Stored items from a collection
/---
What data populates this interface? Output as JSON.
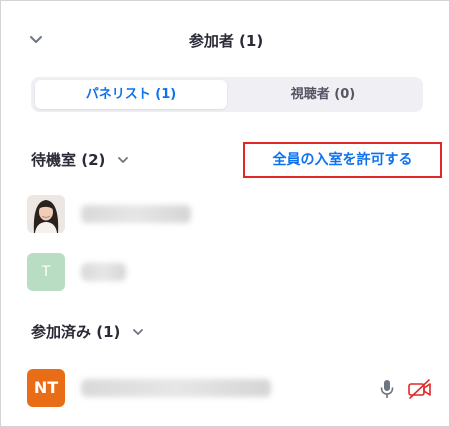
{
  "header": {
    "title": "参加者 (1)"
  },
  "tabs": [
    {
      "label": "パネリスト (1)",
      "active": true
    },
    {
      "label": "視聴者 (0)",
      "active": false
    }
  ],
  "waiting_room": {
    "label": "待機室 (2)",
    "admit_all_label": "全員の入室を許可する",
    "attendees": [
      {
        "avatar_type": "photo",
        "initials": ""
      },
      {
        "avatar_type": "initial",
        "initials": "T"
      }
    ]
  },
  "joined": {
    "label": "参加済み (1)",
    "attendees": [
      {
        "avatar_type": "initial",
        "initials": "NT",
        "mic_icon": "microphone-icon",
        "video_icon": "video-off-icon"
      }
    ]
  },
  "colors": {
    "accent": "#0e72ed",
    "highlight_border": "#e02828",
    "video_off": "#e02828",
    "avatar_nt": "#e86d16",
    "avatar_t": "#b8ddc2"
  }
}
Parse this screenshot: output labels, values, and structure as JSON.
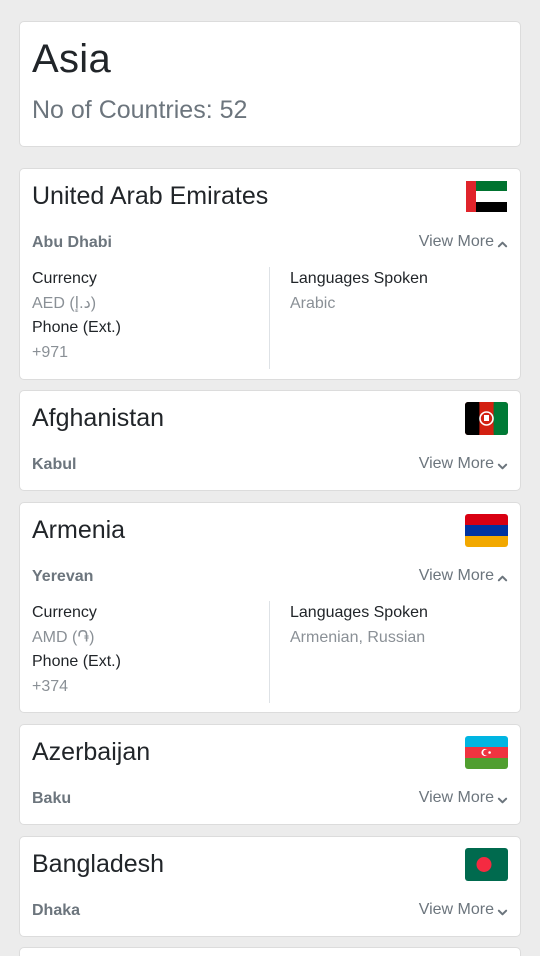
{
  "header": {
    "title": "Asia",
    "count_text": "No of Countries: 52"
  },
  "labels": {
    "currency": "Currency",
    "phone": "Phone (Ext.)",
    "languages": "Languages Spoken"
  },
  "countries": [
    {
      "name": "United Arab Emirates",
      "capital": "Abu Dhabi",
      "view_more": "View More",
      "expanded": true,
      "currency": "AED (د.إ)",
      "phone": "+971",
      "languages": "Arabic",
      "flag_icon": "flag-uae-icon"
    },
    {
      "name": "Afghanistan",
      "capital": "Kabul",
      "view_more": "View More",
      "expanded": false,
      "flag_icon": "flag-afghanistan-icon"
    },
    {
      "name": "Armenia",
      "capital": "Yerevan",
      "view_more": "View More",
      "expanded": true,
      "currency": "AMD (֏)",
      "phone": "+374",
      "languages": "Armenian, Russian",
      "flag_icon": "flag-armenia-icon"
    },
    {
      "name": "Azerbaijan",
      "capital": "Baku",
      "view_more": "View More",
      "expanded": false,
      "flag_icon": "flag-azerbaijan-icon"
    },
    {
      "name": "Bangladesh",
      "capital": "Dhaka",
      "view_more": "View More",
      "expanded": false,
      "flag_icon": "flag-bangladesh-icon"
    }
  ],
  "colors": {
    "page_bg": "#ececec",
    "card_bg": "#ffffff",
    "muted_text": "#6c757d",
    "value_text": "#8a9096"
  }
}
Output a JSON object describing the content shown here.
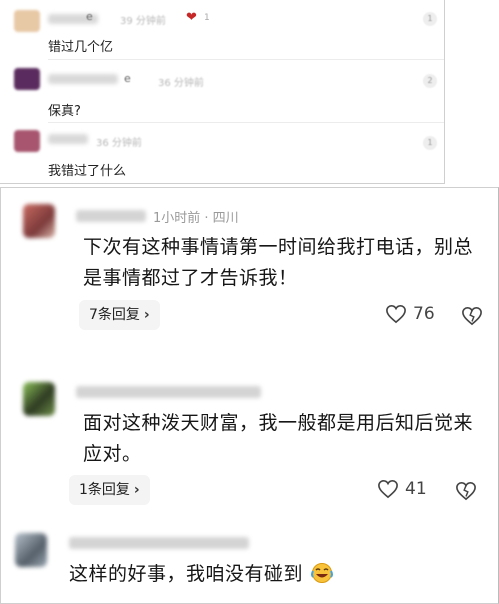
{
  "top_comments": [
    {
      "name_tail": "e",
      "time": "39 分钟前",
      "like_count": "1",
      "badge": "1",
      "text": "错过几个亿",
      "avatar_color": "#e8c9a6"
    },
    {
      "name_tail": "e",
      "time": "36 分钟前",
      "badge": "2",
      "text": "保真?",
      "avatar_color": "#5a2b5e"
    },
    {
      "time": "36 分钟前",
      "badge": "1",
      "text": "我错过了什么",
      "avatar_color": "#a85670"
    }
  ],
  "comments": [
    {
      "meta": "1小时前 · 四川",
      "text": "下次有这种事情请第一时间给我打电话，别总是事情都过了才告诉我！",
      "replies_label": "7条回复",
      "likes": "76",
      "avatar_color": "#9c4a44"
    },
    {
      "meta": "",
      "text": "面对这种泼天财富，我一般都是用后知后觉来应对。",
      "replies_label": "1条回复",
      "likes": "41",
      "avatar_color": "#6b9a3e"
    },
    {
      "meta": "",
      "text": "这样的好事，我咱没有碰到",
      "avatar_color": "#7f8d99"
    }
  ],
  "icons": {
    "like": "heart-outline-icon",
    "dislike": "broken-heart-icon",
    "reaction": "crying-laughing-emoji-icon"
  }
}
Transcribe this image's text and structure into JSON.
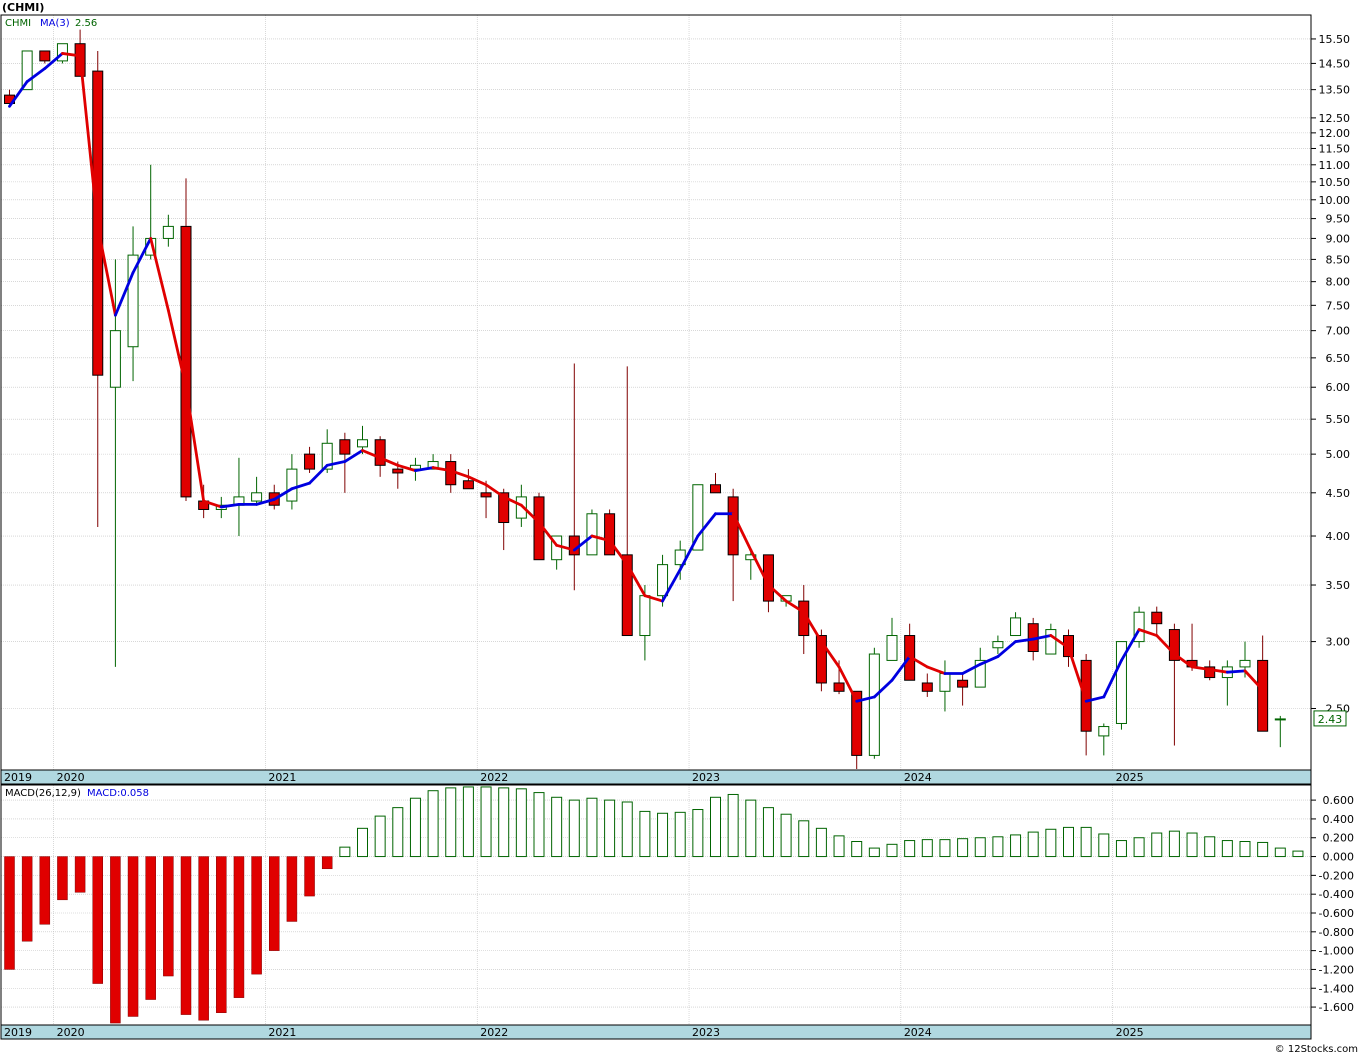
\---
**STATED PROBLEM**:
Repeat every record precisely. Any picture among them stays out of the copy.

**RIGHT ANSWER**:
What data populates this interface? Output as JSON.
{
  "header": {
    "title": "参加者 (1)"
  },
  "tabs": [
    {
      "label": "パネリスト (1)",
      "active": true
    },
    {
      "label": "視聴者 (0)",
      "active": false
    }
  ],
  "waiting_room": {
    "label": "待機室 (2)",
    "admit_all_label": "全員の入室を許可する",
    "attendees": [
      {
        "avatar_type": "photo",
        "initials": ""
      },
      {
        "avatar_type": "initial",
        "initials": "T"
      }
    ]
  },
  "joined": {
    "label": "参加済み (1)",
    "attendees": [
      {
        "avatar_type": "initial",
        "initials": "NT",
        "mic_icon": "microphone-icon",
        "video_icon": "video-off-icon"
      }
    ]
  },
  "colors": {
    "accent": "#0e72ed",
    "highlight_border": "#e02828",
    "video_off": "#e02828",
    "avatar_nt": "#e86d16",
    "avatar_t": "#b8ddc2"
  }
}
Parse this screenshot: output labels, values, and structure as JSON.
{
  "header": {
    "title": "Asia",
    "count_text": "No of Countries: 52"
  },
  "labels": {
    "currency": "Currency",
    "phone": "Phone (Ext.)",
    "languages": "Languages Spoken"
  },
  "countries": [
    {
      "name": "United Arab Emirates",
      "capital": "Abu Dhabi",
      "view_more": "View More",
      "expanded": true,
      "currency": "AED (د.إ)",
      "phone": "+971",
      "languages": "Arabic",
      "flag_icon": "flag-uae-icon"
    },
    {
      "name": "Afghanistan",
      "capital": "Kabul",
      "view_more": "View More",
      "expanded": false,
      "flag_icon": "flag-afghanistan-icon"
    },
    {
      "name": "Armenia",
      "capital": "Yerevan",
      "view_more": "View More",
      "expanded": true,
      "currency": "AMD (֏)",
      "phone": "+374",
      "languages": "Armenian, Russian",
      "flag_icon": "flag-armenia-icon"
    },
    {
      "name": "Azerbaijan",
      "capital": "Baku",
      "view_more": "View More",
      "expanded": false,
      "flag_icon": "flag-azerbaijan-icon"
    },
    {
      "name": "Bangladesh",
      "capital": "Dhaka",
      "view_more": "View More",
      "expanded": false,
      "flag_icon": "flag-bangladesh-icon"
    }
  ],
  "colors": {
    "page_bg": "#ececec",
    "card_bg": "#ffffff",
    "muted_text": "#6c757d",
    "value_text": "#8a9096"
  }
}
Output a JSON object describing the content shown here.
{
  "top_comments": [
    {
      "name_tail": "e",
      "time": "39 分钟前",
      "like_count": "1",
      "badge": "1",
      "text": "错过几个亿",
      "avatar_color": "#e8c9a6"
    },
    {
      "name_tail": "e",
      "time": "36 分钟前",
      "badge": "2",
      "text": "保真?",
      "avatar_color": "#5a2b5e"
    },
    {
      "time": "36 分钟前",
      "badge": "1",
      "text": "我错过了什么",
      "avatar_color": "#a85670"
    }
  ],
  "comments": [
    {
      "meta": "1小时前 · 四川",
      "text": "下次有这种事情请第一时间给我打电话，别总是事情都过了才告诉我！",
      "replies_label": "7条回复",
      "likes": "76",
      "avatar_color": "#9c4a44"
    },
    {
      "meta": "",
      "text": "面对这种泼天财富，我一般都是用后知后觉来应对。",
      "replies_label": "1条回复",
      "likes": "41",
      "avatar_color": "#6b9a3e"
    },
    {
      "meta": "",
      "text": "这样的好事，我咱没有碰到",
      "avatar_color": "#7f8d99"
    }
  ],
  "icons": {
    "like": "heart-outline-icon",
    "dislike": "broken-heart-icon",
    "reaction": "crying-laughing-emoji-icon"
  }
}
Transcribe this image's text and structure into JSON.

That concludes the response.